SHORT TASK – Go through the records below line by line. Count the lines with "obyvatele" and give the count alone.

— start EXTRACTED INFORMATION —

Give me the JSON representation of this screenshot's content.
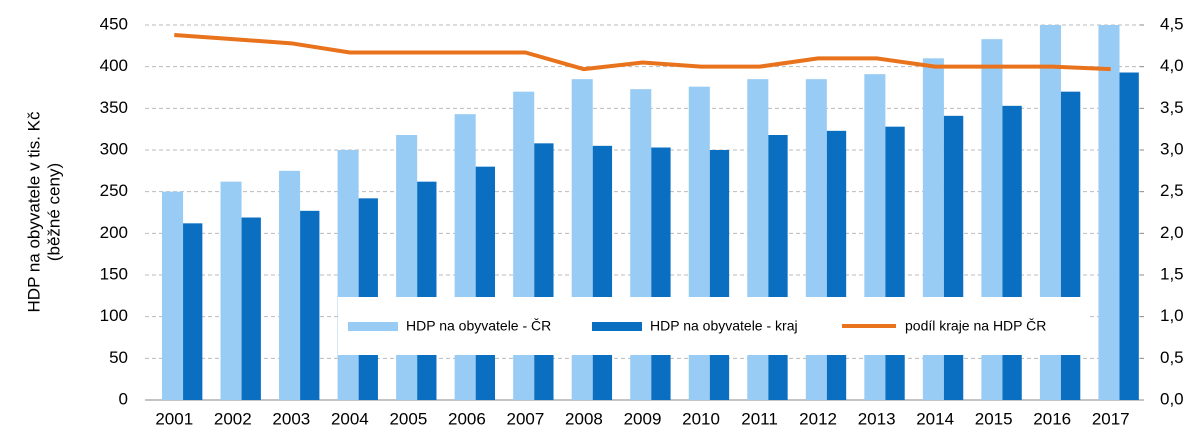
{
  "chart_data": {
    "type": "bar-line",
    "y_label": [
      "HDP na obyvatele v tis. Kč",
      "(běžné ceny)"
    ],
    "categories": [
      "2001",
      "2002",
      "2003",
      "2004",
      "2005",
      "2006",
      "2007",
      "2008",
      "2009",
      "2010",
      "2011",
      "2012",
      "2013",
      "2014",
      "2015",
      "2016",
      "2017"
    ],
    "series": [
      {
        "name": "HDP na obyvatele - ČR",
        "type": "bar",
        "color": "#99ccf5",
        "values": [
          250,
          262,
          275,
          300,
          318,
          343,
          370,
          385,
          373,
          376,
          385,
          385,
          391,
          410,
          433,
          450,
          450
        ]
      },
      {
        "name": "HDP na obyvatele - kraj",
        "type": "bar",
        "color": "#0b6fc1",
        "values": [
          212,
          219,
          227,
          242,
          262,
          280,
          308,
          305,
          303,
          300,
          318,
          323,
          328,
          341,
          353,
          370,
          393
        ]
      },
      {
        "name": "podíl kraje na HDP ČR",
        "type": "line",
        "axis": "y2",
        "color": "#e8731c",
        "values": [
          4.38,
          4.33,
          4.28,
          4.17,
          4.17,
          4.17,
          4.17,
          3.97,
          4.05,
          4.0,
          4.0,
          4.1,
          4.1,
          4.0,
          4.0,
          4.0,
          3.97
        ]
      }
    ],
    "ylim": [
      0,
      450
    ],
    "yticks": [
      0,
      50,
      100,
      150,
      200,
      250,
      300,
      350,
      400,
      450
    ],
    "y2lim": [
      0,
      4.5
    ],
    "y2ticks": [
      {
        "value": 0,
        "label": "0,0"
      },
      {
        "value": 0.5,
        "label": "0,5"
      },
      {
        "value": 1,
        "label": "1,0"
      },
      {
        "value": 1.5,
        "label": "1,5"
      },
      {
        "value": 2,
        "label": "2,0"
      },
      {
        "value": 2.5,
        "label": "2,5"
      },
      {
        "value": 3,
        "label": "3,0"
      },
      {
        "value": 3.5,
        "label": "3,5"
      },
      {
        "value": 4,
        "label": "4,0"
      },
      {
        "value": 4.5,
        "label": "4,5"
      }
    ],
    "grid": true
  }
}
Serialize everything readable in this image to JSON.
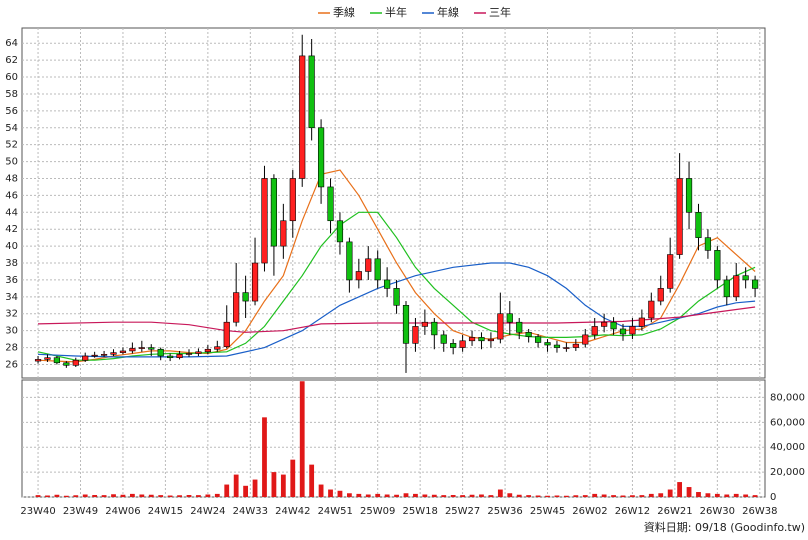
{
  "chart_data": [
    {
      "type": "candlestick",
      "legend": "top",
      "grid": true,
      "up_color": "#ff2020",
      "down_color": "#10c010",
      "x": [
        0,
        2,
        4,
        6,
        8,
        10,
        12,
        14,
        16,
        18,
        20,
        22,
        24,
        26,
        28,
        30,
        32,
        34,
        36,
        38,
        40,
        42,
        44,
        46,
        48,
        50,
        52,
        54,
        56,
        58,
        60,
        62,
        64,
        66,
        68,
        70,
        72,
        74,
        76,
        78,
        80,
        82,
        84,
        86,
        88,
        90,
        92,
        94,
        96,
        98,
        100,
        102,
        104,
        106,
        108,
        110,
        112,
        114,
        116,
        118,
        120,
        122,
        124,
        126,
        128,
        130,
        132,
        134,
        136,
        138,
        140,
        142,
        144,
        146,
        148,
        150,
        152
      ],
      "open": [
        26.4,
        26.6,
        26.8,
        26.2,
        25.9,
        26.5,
        27.0,
        27.1,
        27.2,
        27.4,
        27.6,
        27.9,
        28.0,
        27.8,
        27.0,
        26.8,
        27.2,
        27.3,
        27.5,
        27.8,
        28.1,
        31.0,
        34.5,
        33.5,
        38.0,
        48.0,
        40.0,
        43.0,
        48.0,
        62.5,
        54.0,
        47.0,
        43.0,
        40.5,
        36.0,
        37.0,
        38.5,
        36.0,
        35.0,
        33.0,
        28.5,
        30.5,
        31.0,
        29.5,
        28.5,
        28.0,
        28.8,
        29.2,
        28.8,
        29.0,
        32.0,
        31.0,
        29.8,
        29.3,
        28.6,
        28.3,
        28.0,
        28.0,
        28.4,
        29.5,
        30.5,
        31.0,
        30.2,
        29.6,
        30.5,
        31.5,
        33.5,
        35.0,
        39.0,
        48.0,
        44.0,
        41.0,
        39.5,
        36.0,
        34.0,
        36.5,
        36.0
      ],
      "high": [
        27.0,
        27.2,
        27.0,
        26.4,
        26.8,
        27.4,
        27.5,
        27.6,
        27.8,
        28.0,
        28.6,
        28.8,
        28.4,
        28.0,
        27.3,
        27.6,
        27.8,
        27.9,
        28.3,
        28.8,
        33.0,
        38.0,
        36.5,
        41.0,
        49.5,
        48.5,
        45.0,
        49.0,
        65.0,
        64.5,
        55.0,
        48.0,
        44.0,
        41.0,
        38.5,
        40.0,
        39.5,
        37.5,
        36.0,
        33.5,
        31.5,
        32.5,
        31.5,
        30.0,
        29.0,
        29.5,
        30.0,
        29.8,
        29.8,
        34.5,
        33.5,
        31.5,
        30.2,
        29.6,
        29.0,
        28.8,
        28.6,
        29.0,
        30.2,
        31.5,
        32.0,
        31.6,
        30.8,
        31.5,
        32.5,
        34.5,
        36.5,
        41.0,
        51.0,
        50.0,
        45.0,
        42.0,
        40.0,
        36.5,
        38.0,
        37.5,
        36.5
      ],
      "low": [
        26.1,
        26.3,
        26.0,
        25.6,
        25.7,
        26.3,
        26.8,
        26.9,
        27.0,
        27.2,
        27.3,
        27.5,
        27.0,
        26.5,
        26.4,
        26.6,
        26.9,
        27.0,
        27.2,
        27.5,
        27.9,
        30.5,
        31.5,
        33.0,
        37.0,
        36.5,
        38.5,
        41.0,
        47.0,
        52.5,
        45.0,
        41.5,
        39.0,
        34.5,
        35.0,
        36.0,
        35.0,
        34.0,
        32.0,
        25.0,
        27.5,
        29.5,
        27.8,
        27.5,
        27.2,
        27.5,
        28.2,
        27.8,
        28.0,
        28.5,
        29.5,
        29.0,
        28.6,
        28.0,
        27.5,
        27.4,
        27.5,
        27.6,
        28.0,
        29.0,
        29.8,
        29.5,
        28.8,
        29.0,
        30.0,
        31.0,
        33.0,
        34.5,
        38.5,
        42.0,
        39.5,
        38.5,
        35.0,
        33.0,
        33.5,
        35.0,
        34.0
      ],
      "close": [
        26.6,
        26.8,
        26.2,
        25.9,
        26.5,
        27.0,
        27.1,
        27.2,
        27.4,
        27.6,
        27.9,
        28.0,
        27.8,
        27.0,
        26.8,
        27.2,
        27.3,
        27.5,
        27.8,
        28.1,
        31.0,
        34.5,
        33.5,
        38.0,
        48.0,
        40.0,
        43.0,
        48.0,
        62.5,
        54.0,
        47.0,
        43.0,
        40.5,
        36.0,
        37.0,
        38.5,
        36.0,
        35.0,
        33.0,
        28.5,
        30.5,
        31.0,
        29.5,
        28.5,
        28.0,
        28.8,
        29.2,
        28.8,
        29.0,
        32.0,
        31.0,
        29.8,
        29.3,
        28.6,
        28.3,
        28.0,
        28.0,
        28.4,
        29.5,
        30.5,
        31.0,
        30.2,
        29.6,
        30.5,
        31.5,
        33.5,
        35.0,
        39.0,
        48.0,
        44.0,
        41.0,
        39.5,
        36.0,
        34.0,
        36.5,
        36.0,
        35.0
      ],
      "series": [
        {
          "name": "季線",
          "color": "#e8701a",
          "x": [
            0,
            4,
            8,
            12,
            16,
            20,
            24,
            28,
            32,
            36,
            40,
            44,
            48,
            52,
            56,
            60,
            64,
            68,
            72,
            76,
            80,
            84,
            88,
            92,
            96,
            100,
            104,
            108,
            112,
            116,
            120,
            124,
            128,
            132,
            136,
            140,
            144,
            148,
            152
          ],
          "values": [
            26.5,
            26.4,
            26.3,
            26.6,
            27.0,
            27.3,
            27.6,
            27.6,
            27.4,
            27.3,
            27.8,
            30.0,
            33.5,
            36.5,
            43.0,
            48.5,
            49.0,
            46.0,
            42.0,
            38.0,
            34.5,
            32.0,
            30.0,
            29.2,
            29.0,
            29.5,
            29.8,
            29.2,
            28.6,
            28.6,
            29.3,
            30.0,
            30.2,
            31.5,
            35.5,
            40.0,
            41.0,
            39.0,
            37.0
          ]
        },
        {
          "name": "半年",
          "color": "#20c020",
          "x": [
            0,
            4,
            8,
            12,
            16,
            20,
            24,
            28,
            32,
            36,
            40,
            44,
            48,
            52,
            56,
            60,
            64,
            68,
            72,
            76,
            80,
            84,
            88,
            92,
            96,
            100,
            104,
            108,
            112,
            116,
            120,
            124,
            128,
            132,
            136,
            140,
            144,
            148,
            152
          ],
          "values": [
            27.5,
            27.0,
            26.5,
            26.5,
            26.7,
            27.0,
            27.2,
            27.3,
            27.3,
            27.4,
            27.5,
            28.5,
            30.5,
            33.5,
            36.5,
            40.0,
            42.5,
            44.0,
            44.0,
            41.0,
            37.5,
            35.0,
            33.0,
            31.0,
            30.0,
            29.6,
            29.3,
            29.2,
            29.2,
            29.3,
            29.5,
            29.4,
            29.5,
            30.2,
            31.5,
            33.5,
            35.0,
            36.5,
            37.5
          ]
        },
        {
          "name": "年線",
          "color": "#1a5fc8",
          "x": [
            0,
            8,
            16,
            24,
            32,
            40,
            48,
            56,
            64,
            72,
            80,
            88,
            96,
            100,
            104,
            108,
            112,
            116,
            120,
            124,
            128,
            132,
            136,
            140,
            144,
            148,
            152
          ],
          "values": [
            27.2,
            27.0,
            26.9,
            26.9,
            26.9,
            27.0,
            28.0,
            30.0,
            33.0,
            35.0,
            36.5,
            37.5,
            38.0,
            38.0,
            37.5,
            36.5,
            35.0,
            33.0,
            31.5,
            30.5,
            30.5,
            31.0,
            31.5,
            32.0,
            32.8,
            33.3,
            33.5
          ]
        },
        {
          "name": "三年",
          "color": "#c8185a",
          "x": [
            0,
            16,
            24,
            32,
            40,
            44,
            52,
            60,
            72,
            90,
            110,
            124,
            136,
            148,
            152
          ],
          "values": [
            30.8,
            31.0,
            31.0,
            30.7,
            30.0,
            29.8,
            30.0,
            30.8,
            30.9,
            30.9,
            30.9,
            31.1,
            31.6,
            32.5,
            32.8
          ]
        }
      ],
      "xlim": [
        -3.4,
        154.1
      ],
      "ylim": [
        24.4,
        65.8
      ],
      "yticks": [
        26,
        28,
        30,
        32,
        34,
        36,
        38,
        40,
        42,
        44,
        46,
        48,
        50,
        52,
        54,
        56,
        58,
        60,
        62,
        64
      ]
    },
    {
      "type": "bar",
      "color": "#e01818",
      "grid": true,
      "x": [
        0,
        2,
        4,
        6,
        8,
        10,
        12,
        14,
        16,
        18,
        20,
        22,
        24,
        26,
        28,
        30,
        32,
        34,
        36,
        38,
        40,
        42,
        44,
        46,
        48,
        50,
        52,
        54,
        56,
        58,
        60,
        62,
        64,
        66,
        68,
        70,
        72,
        74,
        76,
        78,
        80,
        82,
        84,
        86,
        88,
        90,
        92,
        94,
        96,
        98,
        100,
        102,
        104,
        106,
        108,
        110,
        112,
        114,
        116,
        118,
        120,
        122,
        124,
        126,
        128,
        130,
        132,
        134,
        136,
        138,
        140,
        142,
        144,
        146,
        148,
        150,
        152
      ],
      "values": [
        1500,
        1200,
        1800,
        1000,
        1400,
        2000,
        1600,
        1500,
        2200,
        1800,
        2500,
        2000,
        1800,
        1500,
        1200,
        1400,
        1600,
        1500,
        2000,
        2500,
        10000,
        18000,
        9000,
        14000,
        64000,
        20000,
        18000,
        30000,
        93000,
        26000,
        10000,
        6000,
        5000,
        3000,
        2500,
        2000,
        2500,
        2000,
        1800,
        3000,
        2500,
        2000,
        1800,
        1500,
        1600,
        1500,
        1800,
        2000,
        1500,
        6000,
        3000,
        1800,
        1500,
        1200,
        1000,
        1200,
        1000,
        1400,
        1500,
        2500,
        2000,
        1500,
        1200,
        1400,
        1500,
        2500,
        3000,
        6000,
        12000,
        8000,
        4000,
        3000,
        2500,
        2000,
        2500,
        2000,
        1500
      ],
      "xlim": [
        -3.4,
        154.1
      ],
      "ylim": [
        0,
        94000
      ],
      "yticks": [
        0,
        {
          "value": 20000,
          "label": "20,000"
        },
        {
          "value": 40000,
          "label": "40,000"
        },
        {
          "value": 60000,
          "label": "60,000"
        },
        {
          "value": 80000,
          "label": "80,000"
        }
      ],
      "xticks": [
        {
          "value": 0,
          "label": "23W40"
        },
        {
          "value": 9,
          "label": "23W49"
        },
        {
          "value": 18,
          "label": "24W06"
        },
        {
          "value": 27,
          "label": "24W15"
        },
        {
          "value": 36,
          "label": "24W24"
        },
        {
          "value": 45,
          "label": "24W33"
        },
        {
          "value": 54,
          "label": "24W42"
        },
        {
          "value": 63,
          "label": "24W51"
        },
        {
          "value": 72,
          "label": "25W09"
        },
        {
          "value": 81,
          "label": "25W18"
        },
        {
          "value": 90,
          "label": "25W27"
        },
        {
          "value": 99,
          "label": "25W36"
        },
        {
          "value": 108,
          "label": "25W45"
        },
        {
          "value": 117,
          "label": "26W02"
        },
        {
          "value": 126,
          "label": "26W12"
        },
        {
          "value": 135,
          "label": "26W21"
        },
        {
          "value": 144,
          "label": "26W30"
        },
        {
          "value": 153,
          "label": "26W38"
        }
      ]
    }
  ],
  "footer": "資料日期: 09/18 (Goodinfo.tw)"
}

— end EXTRACTED INFORMATION —

THE RESPONSE – 3